PROBLEM - Find all the lines with "าสถาน" and gather them.

PROVIDED RECORDS -
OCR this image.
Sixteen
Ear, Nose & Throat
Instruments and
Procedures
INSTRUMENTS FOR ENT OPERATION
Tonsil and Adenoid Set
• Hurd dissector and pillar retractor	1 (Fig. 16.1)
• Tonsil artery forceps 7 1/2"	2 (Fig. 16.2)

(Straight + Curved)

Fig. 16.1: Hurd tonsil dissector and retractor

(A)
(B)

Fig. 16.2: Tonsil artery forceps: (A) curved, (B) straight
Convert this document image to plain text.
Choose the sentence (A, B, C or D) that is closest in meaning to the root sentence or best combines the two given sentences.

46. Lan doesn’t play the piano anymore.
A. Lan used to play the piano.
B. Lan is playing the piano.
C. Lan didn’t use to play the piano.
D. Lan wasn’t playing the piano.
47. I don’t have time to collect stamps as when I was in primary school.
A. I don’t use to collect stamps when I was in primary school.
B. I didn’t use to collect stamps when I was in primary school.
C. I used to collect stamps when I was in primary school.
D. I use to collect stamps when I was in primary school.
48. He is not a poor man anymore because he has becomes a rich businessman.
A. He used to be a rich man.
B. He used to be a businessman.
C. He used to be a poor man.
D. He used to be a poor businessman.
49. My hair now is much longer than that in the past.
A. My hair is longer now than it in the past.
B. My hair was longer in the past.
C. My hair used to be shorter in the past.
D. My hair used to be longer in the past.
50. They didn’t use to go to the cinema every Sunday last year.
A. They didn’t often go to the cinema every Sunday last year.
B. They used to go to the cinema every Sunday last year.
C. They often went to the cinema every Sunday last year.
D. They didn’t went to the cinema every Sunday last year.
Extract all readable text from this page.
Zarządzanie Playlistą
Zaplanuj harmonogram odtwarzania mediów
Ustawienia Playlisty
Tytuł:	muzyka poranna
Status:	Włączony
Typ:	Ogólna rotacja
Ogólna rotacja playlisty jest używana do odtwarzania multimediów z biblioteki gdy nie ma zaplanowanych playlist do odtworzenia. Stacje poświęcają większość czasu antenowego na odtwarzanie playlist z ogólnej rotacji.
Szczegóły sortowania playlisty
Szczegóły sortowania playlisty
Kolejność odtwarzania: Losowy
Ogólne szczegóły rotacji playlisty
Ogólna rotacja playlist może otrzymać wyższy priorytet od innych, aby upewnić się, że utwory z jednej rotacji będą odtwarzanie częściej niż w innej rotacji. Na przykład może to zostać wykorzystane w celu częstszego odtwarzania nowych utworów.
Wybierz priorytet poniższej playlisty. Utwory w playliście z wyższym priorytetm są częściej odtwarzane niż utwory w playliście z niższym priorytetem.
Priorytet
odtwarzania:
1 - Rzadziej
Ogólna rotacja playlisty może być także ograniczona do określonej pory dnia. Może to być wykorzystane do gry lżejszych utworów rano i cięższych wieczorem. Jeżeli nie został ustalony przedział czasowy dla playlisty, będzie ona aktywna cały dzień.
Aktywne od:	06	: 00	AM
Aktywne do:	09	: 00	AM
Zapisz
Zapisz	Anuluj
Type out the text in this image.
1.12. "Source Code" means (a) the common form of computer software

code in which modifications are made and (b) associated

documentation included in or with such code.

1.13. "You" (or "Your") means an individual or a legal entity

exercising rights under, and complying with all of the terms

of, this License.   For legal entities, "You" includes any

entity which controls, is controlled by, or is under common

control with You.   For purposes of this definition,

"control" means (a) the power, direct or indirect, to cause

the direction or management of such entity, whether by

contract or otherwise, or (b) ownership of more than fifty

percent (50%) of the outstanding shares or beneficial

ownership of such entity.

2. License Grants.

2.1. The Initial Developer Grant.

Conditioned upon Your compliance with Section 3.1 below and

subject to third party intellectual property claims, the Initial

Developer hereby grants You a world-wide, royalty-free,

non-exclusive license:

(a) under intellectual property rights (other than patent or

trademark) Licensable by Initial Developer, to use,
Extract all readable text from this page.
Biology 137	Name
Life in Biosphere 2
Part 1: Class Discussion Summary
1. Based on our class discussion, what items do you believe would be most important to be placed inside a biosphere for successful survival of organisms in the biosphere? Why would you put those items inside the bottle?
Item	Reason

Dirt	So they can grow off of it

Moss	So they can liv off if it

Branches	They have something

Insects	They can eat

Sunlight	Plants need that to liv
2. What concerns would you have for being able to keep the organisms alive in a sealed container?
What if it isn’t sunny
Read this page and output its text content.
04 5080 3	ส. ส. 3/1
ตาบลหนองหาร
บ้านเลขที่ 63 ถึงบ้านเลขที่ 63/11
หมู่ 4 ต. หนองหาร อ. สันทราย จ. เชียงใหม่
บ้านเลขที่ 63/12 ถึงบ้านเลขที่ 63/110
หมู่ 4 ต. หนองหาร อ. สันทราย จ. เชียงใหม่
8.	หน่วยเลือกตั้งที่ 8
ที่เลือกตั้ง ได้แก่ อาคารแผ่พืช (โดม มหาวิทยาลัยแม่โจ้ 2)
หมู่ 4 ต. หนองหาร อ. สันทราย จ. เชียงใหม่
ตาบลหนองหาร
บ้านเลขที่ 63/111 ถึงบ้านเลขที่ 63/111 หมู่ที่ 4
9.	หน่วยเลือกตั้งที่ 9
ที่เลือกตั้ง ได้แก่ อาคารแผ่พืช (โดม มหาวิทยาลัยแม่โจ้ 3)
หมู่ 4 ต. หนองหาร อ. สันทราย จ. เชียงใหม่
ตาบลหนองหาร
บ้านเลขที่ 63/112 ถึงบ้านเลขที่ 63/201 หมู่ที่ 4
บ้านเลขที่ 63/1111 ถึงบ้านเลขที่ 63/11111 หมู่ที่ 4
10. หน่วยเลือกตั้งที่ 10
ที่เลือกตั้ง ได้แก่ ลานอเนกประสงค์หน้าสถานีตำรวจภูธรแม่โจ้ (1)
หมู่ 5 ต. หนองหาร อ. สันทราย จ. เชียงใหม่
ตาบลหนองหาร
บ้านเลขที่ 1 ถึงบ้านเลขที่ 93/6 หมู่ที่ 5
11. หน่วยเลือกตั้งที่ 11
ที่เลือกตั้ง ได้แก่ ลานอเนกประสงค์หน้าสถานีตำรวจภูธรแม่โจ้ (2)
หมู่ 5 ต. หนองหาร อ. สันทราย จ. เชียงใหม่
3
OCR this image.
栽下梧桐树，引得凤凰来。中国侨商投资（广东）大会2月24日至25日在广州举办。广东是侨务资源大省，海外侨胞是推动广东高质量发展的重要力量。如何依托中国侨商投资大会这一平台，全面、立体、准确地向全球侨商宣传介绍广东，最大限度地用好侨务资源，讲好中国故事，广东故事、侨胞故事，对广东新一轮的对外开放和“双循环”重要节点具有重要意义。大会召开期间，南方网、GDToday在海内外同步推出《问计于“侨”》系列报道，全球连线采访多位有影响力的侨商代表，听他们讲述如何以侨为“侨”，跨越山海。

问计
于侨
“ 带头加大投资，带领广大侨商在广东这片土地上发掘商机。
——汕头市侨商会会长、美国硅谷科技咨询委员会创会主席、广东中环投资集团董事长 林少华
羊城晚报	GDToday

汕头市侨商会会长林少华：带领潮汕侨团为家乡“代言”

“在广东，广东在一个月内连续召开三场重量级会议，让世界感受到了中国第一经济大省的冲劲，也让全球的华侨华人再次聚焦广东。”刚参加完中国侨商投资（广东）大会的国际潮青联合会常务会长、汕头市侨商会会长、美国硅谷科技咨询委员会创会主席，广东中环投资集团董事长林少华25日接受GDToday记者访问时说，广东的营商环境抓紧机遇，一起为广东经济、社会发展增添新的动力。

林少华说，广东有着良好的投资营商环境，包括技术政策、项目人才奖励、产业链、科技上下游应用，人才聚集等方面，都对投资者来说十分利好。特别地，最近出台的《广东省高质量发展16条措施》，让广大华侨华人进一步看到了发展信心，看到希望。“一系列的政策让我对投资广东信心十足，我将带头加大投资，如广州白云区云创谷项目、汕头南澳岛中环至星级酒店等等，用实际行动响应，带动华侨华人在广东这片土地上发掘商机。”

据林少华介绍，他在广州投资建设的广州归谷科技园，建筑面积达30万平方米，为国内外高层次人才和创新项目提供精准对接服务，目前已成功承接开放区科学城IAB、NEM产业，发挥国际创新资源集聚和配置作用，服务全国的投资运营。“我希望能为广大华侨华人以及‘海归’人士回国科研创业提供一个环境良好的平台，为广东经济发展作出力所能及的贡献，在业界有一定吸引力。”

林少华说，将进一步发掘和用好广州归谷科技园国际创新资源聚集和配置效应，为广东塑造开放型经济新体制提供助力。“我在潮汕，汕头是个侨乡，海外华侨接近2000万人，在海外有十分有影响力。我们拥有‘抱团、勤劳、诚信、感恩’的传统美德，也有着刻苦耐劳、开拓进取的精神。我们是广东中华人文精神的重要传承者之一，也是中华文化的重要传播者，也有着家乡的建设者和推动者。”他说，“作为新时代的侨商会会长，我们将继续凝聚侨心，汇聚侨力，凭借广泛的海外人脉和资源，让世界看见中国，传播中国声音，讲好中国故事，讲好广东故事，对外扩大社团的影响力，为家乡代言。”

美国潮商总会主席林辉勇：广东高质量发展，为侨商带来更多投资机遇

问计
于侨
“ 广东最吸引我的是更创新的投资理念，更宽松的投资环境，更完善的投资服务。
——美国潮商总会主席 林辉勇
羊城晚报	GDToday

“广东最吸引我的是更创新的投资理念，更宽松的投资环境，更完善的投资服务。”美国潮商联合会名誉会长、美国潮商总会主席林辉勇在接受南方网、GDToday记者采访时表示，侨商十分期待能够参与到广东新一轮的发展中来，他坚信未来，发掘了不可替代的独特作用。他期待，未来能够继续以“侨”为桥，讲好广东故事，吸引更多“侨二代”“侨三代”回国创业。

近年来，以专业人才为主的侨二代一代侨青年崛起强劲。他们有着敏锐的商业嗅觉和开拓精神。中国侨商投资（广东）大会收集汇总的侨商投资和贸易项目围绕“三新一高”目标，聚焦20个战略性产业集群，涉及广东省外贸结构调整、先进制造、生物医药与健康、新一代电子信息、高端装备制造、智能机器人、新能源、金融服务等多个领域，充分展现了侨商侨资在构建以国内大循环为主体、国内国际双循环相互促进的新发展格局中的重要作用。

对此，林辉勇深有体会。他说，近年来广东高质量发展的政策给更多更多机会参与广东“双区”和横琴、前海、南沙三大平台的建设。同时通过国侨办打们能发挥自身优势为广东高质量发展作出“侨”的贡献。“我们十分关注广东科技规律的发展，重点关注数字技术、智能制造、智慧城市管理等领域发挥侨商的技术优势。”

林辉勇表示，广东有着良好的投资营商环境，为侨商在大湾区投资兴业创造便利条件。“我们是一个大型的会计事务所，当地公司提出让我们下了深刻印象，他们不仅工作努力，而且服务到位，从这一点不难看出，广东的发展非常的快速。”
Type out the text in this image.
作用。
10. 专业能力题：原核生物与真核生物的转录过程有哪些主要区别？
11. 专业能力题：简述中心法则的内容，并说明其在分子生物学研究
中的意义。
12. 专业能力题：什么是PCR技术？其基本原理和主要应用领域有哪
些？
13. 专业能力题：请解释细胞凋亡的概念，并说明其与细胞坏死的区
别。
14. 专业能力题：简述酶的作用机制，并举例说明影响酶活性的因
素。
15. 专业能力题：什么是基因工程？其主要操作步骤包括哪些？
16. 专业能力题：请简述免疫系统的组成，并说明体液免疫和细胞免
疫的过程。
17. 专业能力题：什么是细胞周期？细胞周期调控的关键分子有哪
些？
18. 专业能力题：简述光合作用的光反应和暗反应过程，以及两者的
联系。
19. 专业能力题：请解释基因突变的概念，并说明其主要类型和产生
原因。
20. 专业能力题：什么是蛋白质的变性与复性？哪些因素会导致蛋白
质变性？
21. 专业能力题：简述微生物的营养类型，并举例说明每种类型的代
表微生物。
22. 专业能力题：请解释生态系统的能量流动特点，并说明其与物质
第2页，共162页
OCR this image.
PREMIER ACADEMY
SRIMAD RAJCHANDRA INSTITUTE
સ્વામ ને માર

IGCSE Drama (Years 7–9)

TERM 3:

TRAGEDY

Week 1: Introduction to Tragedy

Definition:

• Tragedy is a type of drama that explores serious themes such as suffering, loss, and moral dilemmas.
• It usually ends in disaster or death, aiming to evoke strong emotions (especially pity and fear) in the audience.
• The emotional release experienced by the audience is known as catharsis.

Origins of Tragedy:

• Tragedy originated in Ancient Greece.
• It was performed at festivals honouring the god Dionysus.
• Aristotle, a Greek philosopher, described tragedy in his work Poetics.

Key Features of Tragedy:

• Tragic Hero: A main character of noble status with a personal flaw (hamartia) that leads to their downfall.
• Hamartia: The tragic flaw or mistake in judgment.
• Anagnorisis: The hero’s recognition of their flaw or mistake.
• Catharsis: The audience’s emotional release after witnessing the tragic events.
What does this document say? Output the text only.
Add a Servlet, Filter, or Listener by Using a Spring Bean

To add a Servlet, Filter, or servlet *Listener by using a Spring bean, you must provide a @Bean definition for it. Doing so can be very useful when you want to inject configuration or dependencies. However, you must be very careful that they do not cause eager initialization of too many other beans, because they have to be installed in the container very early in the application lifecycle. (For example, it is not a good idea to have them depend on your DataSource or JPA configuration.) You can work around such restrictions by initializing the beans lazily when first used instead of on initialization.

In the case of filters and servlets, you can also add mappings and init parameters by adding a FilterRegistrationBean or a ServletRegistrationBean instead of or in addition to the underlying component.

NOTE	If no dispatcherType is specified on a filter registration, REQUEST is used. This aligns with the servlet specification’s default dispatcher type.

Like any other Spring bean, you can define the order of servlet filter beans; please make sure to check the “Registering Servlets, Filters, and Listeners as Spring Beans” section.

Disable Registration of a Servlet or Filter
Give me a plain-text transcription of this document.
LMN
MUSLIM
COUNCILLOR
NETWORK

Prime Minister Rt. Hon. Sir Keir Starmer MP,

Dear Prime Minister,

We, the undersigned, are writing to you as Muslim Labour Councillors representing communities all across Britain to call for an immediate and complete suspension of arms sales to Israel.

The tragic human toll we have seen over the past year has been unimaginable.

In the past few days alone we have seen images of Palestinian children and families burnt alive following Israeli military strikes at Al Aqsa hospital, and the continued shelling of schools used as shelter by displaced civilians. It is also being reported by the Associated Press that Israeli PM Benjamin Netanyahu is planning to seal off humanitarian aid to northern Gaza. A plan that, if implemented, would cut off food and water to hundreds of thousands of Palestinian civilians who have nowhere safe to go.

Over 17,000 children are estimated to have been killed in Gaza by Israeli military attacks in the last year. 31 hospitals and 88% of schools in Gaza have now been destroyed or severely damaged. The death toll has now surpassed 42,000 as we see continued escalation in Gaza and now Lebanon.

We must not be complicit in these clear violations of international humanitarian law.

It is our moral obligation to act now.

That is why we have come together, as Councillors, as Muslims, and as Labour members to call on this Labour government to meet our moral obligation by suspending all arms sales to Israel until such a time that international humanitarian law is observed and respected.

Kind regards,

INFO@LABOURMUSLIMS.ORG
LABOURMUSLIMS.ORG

TASK OUTPUT -
ที่เลือกตั้ง ได้แก่ ลานอเนกประสงค์หน้าสถานีตำรวจภูธรแม่โจ้ (1)
ที่เลือกตั้ง ได้แก่ ลานอเนกประสงค์หน้าสถานีตำรวจภูธรแม่โจ้ (2)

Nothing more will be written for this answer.